What is asked: Comb through the entries for "assignments" and pull out each line that holds it.
Start of Recorded information
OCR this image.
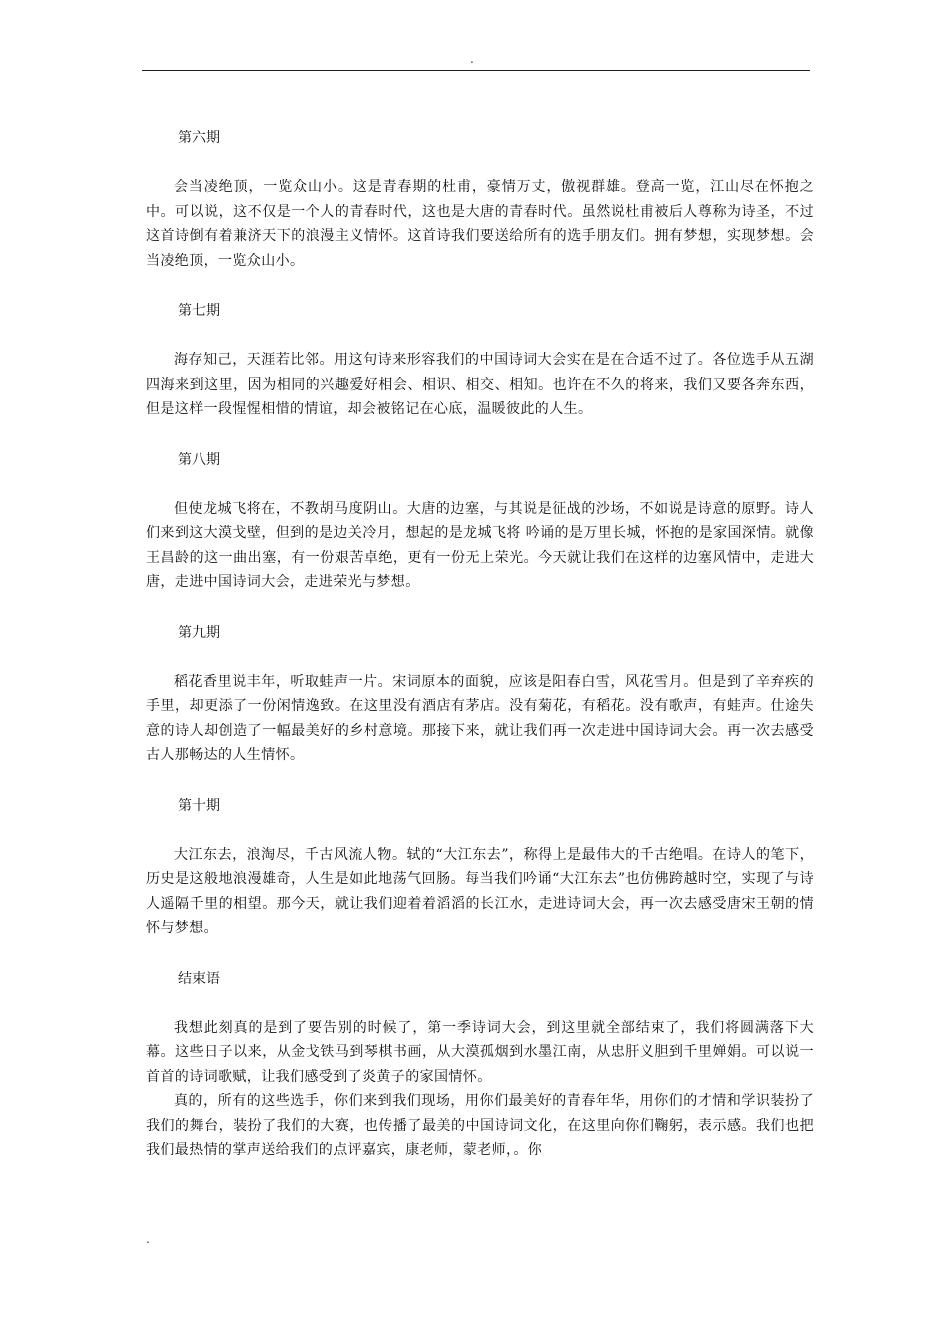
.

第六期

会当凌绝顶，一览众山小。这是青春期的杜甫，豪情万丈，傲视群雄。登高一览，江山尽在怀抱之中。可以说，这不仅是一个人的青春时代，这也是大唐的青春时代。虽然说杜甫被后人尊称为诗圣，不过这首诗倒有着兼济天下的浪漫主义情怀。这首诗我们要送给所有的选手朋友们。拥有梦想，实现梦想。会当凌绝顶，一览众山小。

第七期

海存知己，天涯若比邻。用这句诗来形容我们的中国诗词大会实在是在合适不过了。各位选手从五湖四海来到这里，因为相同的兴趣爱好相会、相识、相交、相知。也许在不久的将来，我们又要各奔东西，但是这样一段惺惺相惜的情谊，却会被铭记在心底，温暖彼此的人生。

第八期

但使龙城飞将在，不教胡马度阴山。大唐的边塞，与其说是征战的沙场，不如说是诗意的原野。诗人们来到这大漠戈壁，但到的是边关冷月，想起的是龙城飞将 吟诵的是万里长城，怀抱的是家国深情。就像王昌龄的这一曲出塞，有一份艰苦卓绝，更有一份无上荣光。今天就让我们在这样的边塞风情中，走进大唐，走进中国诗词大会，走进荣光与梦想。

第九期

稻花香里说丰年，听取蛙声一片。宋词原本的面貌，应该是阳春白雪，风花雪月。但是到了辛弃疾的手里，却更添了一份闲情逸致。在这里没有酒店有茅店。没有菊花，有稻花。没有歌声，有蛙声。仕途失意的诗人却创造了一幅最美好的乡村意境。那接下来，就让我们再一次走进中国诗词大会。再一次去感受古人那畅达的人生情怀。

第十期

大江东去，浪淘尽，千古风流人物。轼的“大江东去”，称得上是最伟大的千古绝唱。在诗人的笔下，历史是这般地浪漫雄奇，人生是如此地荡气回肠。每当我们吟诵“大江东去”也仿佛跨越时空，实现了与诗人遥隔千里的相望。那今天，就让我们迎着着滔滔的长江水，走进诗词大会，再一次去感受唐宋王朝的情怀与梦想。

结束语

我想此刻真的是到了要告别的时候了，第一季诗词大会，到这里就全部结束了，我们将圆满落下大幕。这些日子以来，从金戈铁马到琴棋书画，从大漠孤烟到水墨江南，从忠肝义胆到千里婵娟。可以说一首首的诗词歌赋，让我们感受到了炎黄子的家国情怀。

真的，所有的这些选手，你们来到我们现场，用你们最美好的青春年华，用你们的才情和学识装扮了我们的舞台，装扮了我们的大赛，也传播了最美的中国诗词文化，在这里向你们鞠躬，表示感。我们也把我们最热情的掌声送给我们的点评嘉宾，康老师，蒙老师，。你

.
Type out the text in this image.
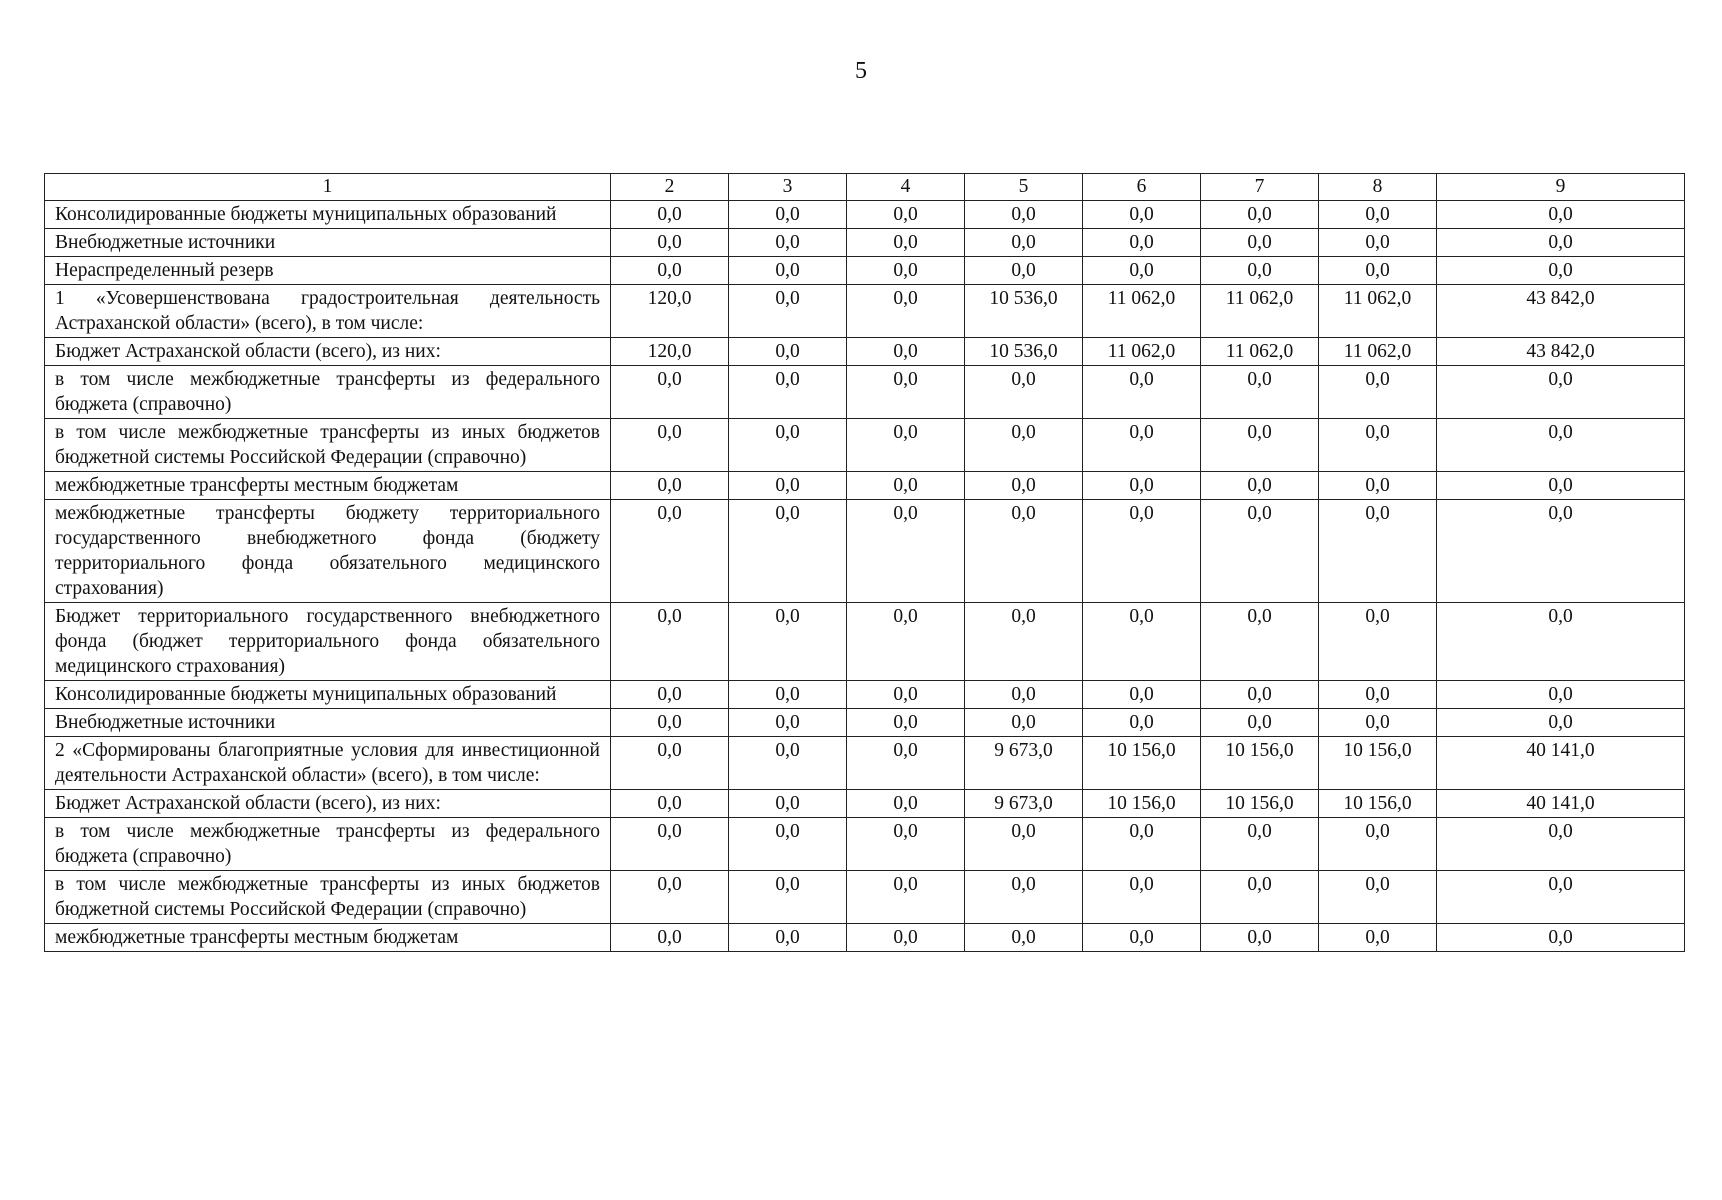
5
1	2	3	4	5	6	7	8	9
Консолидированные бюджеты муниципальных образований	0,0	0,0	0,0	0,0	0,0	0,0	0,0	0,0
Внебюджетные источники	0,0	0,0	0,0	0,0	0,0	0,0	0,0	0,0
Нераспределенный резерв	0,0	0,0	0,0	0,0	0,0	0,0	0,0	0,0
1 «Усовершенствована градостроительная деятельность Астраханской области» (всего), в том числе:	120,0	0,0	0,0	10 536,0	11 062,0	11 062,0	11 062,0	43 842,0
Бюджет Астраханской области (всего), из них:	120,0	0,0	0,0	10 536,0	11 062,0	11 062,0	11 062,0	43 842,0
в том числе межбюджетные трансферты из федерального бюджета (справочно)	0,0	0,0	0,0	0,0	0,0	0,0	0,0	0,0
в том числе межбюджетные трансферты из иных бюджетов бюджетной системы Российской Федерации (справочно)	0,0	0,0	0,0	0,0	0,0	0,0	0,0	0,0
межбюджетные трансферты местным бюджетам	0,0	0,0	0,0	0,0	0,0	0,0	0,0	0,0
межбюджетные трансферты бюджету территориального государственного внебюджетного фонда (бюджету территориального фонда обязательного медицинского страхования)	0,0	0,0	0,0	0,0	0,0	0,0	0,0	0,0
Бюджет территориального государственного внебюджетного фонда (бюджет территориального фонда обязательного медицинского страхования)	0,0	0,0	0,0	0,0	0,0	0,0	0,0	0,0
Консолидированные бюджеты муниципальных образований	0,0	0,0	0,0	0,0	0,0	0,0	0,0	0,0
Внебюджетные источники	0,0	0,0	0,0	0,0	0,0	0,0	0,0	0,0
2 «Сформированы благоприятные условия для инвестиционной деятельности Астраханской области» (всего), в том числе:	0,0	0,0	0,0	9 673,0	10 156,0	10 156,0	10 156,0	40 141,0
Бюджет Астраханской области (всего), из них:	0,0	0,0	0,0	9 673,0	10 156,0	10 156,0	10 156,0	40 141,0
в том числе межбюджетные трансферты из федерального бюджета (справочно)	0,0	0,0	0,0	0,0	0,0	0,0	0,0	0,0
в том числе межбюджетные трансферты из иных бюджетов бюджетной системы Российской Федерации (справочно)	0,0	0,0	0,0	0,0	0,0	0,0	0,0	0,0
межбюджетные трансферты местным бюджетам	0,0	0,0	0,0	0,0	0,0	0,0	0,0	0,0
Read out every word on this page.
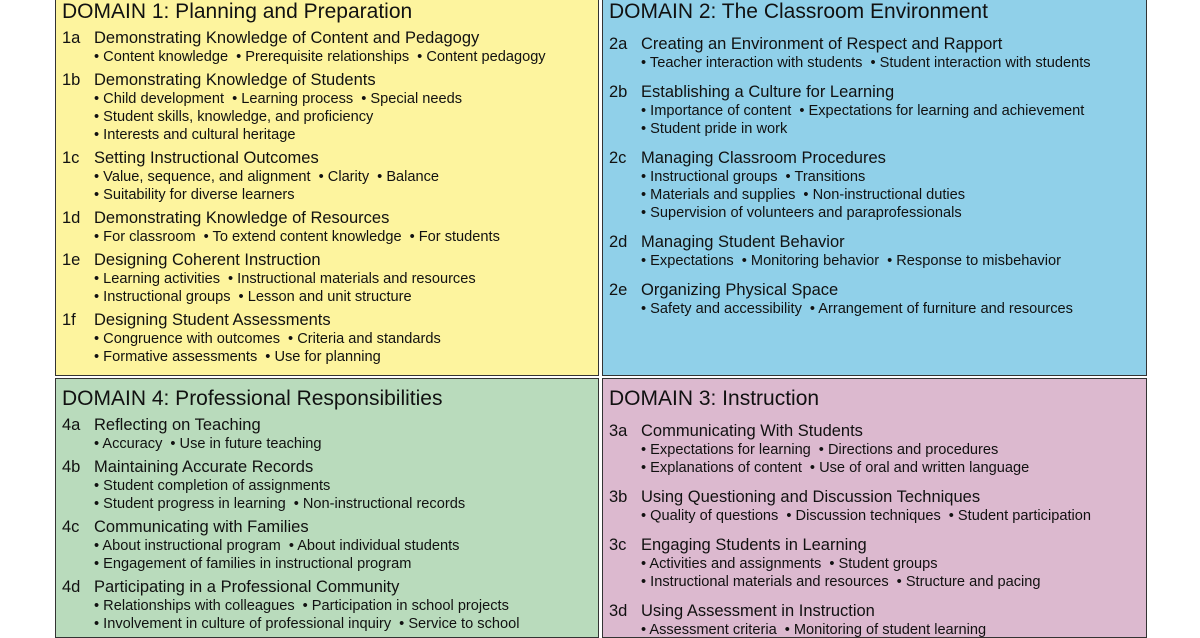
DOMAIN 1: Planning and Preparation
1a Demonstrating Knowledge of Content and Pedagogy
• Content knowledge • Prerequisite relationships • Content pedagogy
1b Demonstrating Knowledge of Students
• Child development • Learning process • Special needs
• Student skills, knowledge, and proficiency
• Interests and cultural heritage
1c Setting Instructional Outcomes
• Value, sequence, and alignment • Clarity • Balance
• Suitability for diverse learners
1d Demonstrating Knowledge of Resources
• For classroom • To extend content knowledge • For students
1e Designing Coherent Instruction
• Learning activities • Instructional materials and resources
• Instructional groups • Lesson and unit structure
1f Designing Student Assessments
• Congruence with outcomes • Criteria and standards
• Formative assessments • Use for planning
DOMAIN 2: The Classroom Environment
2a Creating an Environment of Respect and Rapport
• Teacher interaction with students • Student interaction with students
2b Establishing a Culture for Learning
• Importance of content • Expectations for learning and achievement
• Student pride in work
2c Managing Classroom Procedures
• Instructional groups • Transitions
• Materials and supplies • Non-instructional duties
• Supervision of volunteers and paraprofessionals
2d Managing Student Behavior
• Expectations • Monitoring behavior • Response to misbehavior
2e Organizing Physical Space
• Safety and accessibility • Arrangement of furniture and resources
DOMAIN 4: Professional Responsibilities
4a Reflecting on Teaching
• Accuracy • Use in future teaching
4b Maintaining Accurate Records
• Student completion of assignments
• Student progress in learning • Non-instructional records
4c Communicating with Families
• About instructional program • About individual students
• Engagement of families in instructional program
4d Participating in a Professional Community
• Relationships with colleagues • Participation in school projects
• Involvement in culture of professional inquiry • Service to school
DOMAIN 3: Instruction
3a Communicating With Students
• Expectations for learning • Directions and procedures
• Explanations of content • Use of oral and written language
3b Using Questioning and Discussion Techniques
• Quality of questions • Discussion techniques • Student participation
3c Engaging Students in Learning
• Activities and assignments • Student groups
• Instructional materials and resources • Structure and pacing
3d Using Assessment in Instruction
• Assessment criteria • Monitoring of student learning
End of Recorded information
Exercise response:
• Student completion of assignments
• Activities and assignments • Student groups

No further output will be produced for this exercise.